— Problem —
Present every line in which the string "NH₄OH" appears.

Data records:
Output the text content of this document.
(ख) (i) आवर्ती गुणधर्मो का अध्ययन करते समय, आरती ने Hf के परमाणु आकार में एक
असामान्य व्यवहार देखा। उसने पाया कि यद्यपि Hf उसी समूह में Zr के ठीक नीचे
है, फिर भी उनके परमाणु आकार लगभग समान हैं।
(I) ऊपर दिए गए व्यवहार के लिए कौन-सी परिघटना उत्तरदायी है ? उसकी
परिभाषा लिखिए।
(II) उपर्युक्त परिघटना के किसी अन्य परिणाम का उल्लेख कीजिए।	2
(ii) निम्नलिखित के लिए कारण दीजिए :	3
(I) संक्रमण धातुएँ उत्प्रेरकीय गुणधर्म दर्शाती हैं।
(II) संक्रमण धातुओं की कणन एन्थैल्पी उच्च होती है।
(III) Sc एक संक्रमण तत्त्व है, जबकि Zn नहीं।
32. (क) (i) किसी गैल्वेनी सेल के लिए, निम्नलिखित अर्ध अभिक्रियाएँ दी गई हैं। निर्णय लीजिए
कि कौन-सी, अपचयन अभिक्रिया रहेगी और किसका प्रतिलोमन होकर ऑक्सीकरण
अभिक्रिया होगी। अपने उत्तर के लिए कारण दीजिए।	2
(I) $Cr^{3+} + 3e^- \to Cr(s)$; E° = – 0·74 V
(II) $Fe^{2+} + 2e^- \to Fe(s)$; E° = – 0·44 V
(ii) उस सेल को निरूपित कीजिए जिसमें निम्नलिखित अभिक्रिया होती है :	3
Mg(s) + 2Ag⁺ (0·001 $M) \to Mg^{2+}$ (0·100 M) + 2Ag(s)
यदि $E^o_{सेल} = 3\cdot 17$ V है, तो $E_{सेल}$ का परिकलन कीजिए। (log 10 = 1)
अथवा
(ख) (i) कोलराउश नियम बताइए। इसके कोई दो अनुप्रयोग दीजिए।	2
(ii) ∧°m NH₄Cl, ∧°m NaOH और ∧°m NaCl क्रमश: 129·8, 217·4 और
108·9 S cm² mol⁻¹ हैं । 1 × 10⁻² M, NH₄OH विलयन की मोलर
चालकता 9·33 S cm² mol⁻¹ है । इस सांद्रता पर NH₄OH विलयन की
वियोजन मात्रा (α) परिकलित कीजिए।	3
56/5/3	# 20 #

— Answer to the exercise —
108·9 S cm² mol⁻¹ हैं । 1 × 10⁻² M, NH₄OH विलयन की मोलर
चालकता 9·33 S cm² mol⁻¹ है । इस सांद्रता पर NH₄OH विलयन की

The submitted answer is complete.